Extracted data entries
============

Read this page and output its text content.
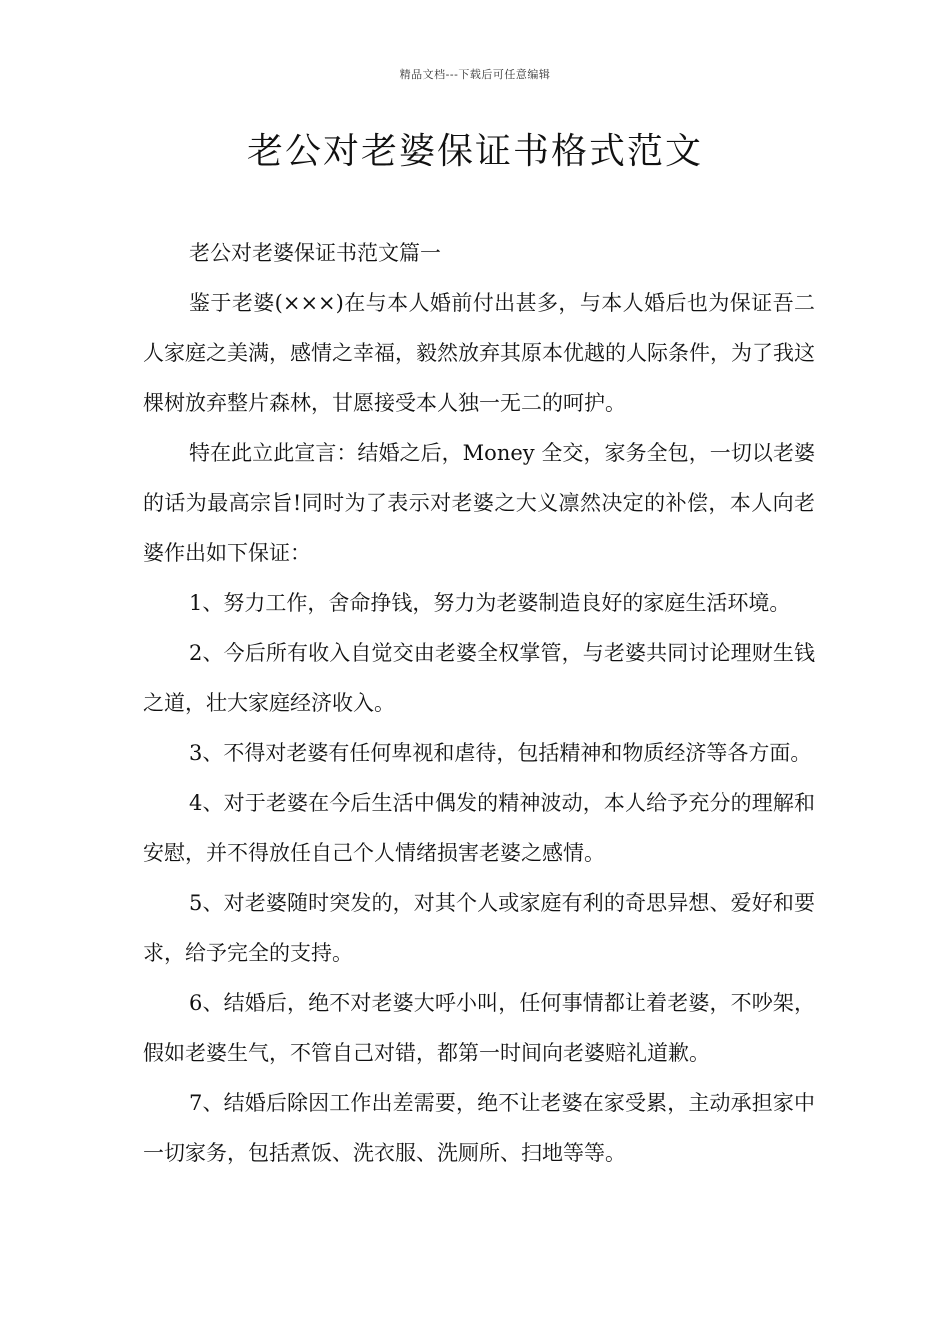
精品文档---下载后可任意编辑
老公对老婆保证书格式范文

老公对老婆保证书范文篇一

鉴于老婆(×××)在与本人婚前付出甚多，与本人婚后也为保证吾二人家庭之美满，感情之幸福，毅然放弃其原本优越的人际条件，为了我这棵树放弃整片森林，甘愿接受本人独一无二的呵护。

特在此立此宣言：结婚之后，Money 全交，家务全包，一切以老婆的话为最高宗旨!同时为了表示对老婆之大义凛然决定的补偿，本人向老婆作出如下保证：

1、努力工作，舍命挣钱，努力为老婆制造良好的家庭生活环境。

2、今后所有收入自觉交由老婆全权掌管，与老婆共同讨论理财生钱之道，壮大家庭经济收入。

3、不得对老婆有任何卑视和虐待，包括精神和物质经济等各方面。

4、对于老婆在今后生活中偶发的精神波动，本人给予充分的理解和安慰，并不得放任自己个人情绪损害老婆之感情。

5、对老婆随时突发的，对其个人或家庭有利的奇思异想、爱好和要求，给予完全的支持。

6、结婚后，绝不对老婆大呼小叫，任何事情都让着老婆，不吵架，假如老婆生气，不管自己对错，都第一时间向老婆赔礼道歉。

7、结婚后除因工作出差需要，绝不让老婆在家受累，主动承担家中一切家务，包括煮饭、洗衣服、洗厕所、扫地等等。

============

* REQUIREMENTS
Omit all pictures while transcribing the entries verbatim.

* COMPLETED EXERCISE
Read this page and output its text content.
精品文档---下载后可任意编辑
老公对老婆保证书格式范文

老公对老婆保证书范文篇一

鉴于老婆(×××)在与本人婚前付出甚多，与本人婚后也为保证吾二人家庭之美满，感情之幸福，毅然放弃其原本优越的人际条件，为了我这棵树放弃整片森林，甘愿接受本人独一无二的呵护。

特在此立此宣言：结婚之后，Money 全交，家务全包，一切以老婆的话为最高宗旨!同时为了表示对老婆之大义凛然决定的补偿，本人向老婆作出如下保证：

1、努力工作，舍命挣钱，努力为老婆制造良好的家庭生活环境。

2、今后所有收入自觉交由老婆全权掌管，与老婆共同讨论理财生钱之道，壮大家庭经济收入。

3、不得对老婆有任何卑视和虐待，包括精神和物质经济等各方面。

4、对于老婆在今后生活中偶发的精神波动，本人给予充分的理解和安慰，并不得放任自己个人情绪损害老婆之感情。

5、对老婆随时突发的，对其个人或家庭有利的奇思异想、爱好和要求，给予完全的支持。

6、结婚后，绝不对老婆大呼小叫，任何事情都让着老婆，不吵架，假如老婆生气，不管自己对错，都第一时间向老婆赔礼道歉。

7、结婚后除因工作出差需要，绝不让老婆在家受累，主动承担家中一切家务，包括煮饭、洗衣服、洗厕所、扫地等等。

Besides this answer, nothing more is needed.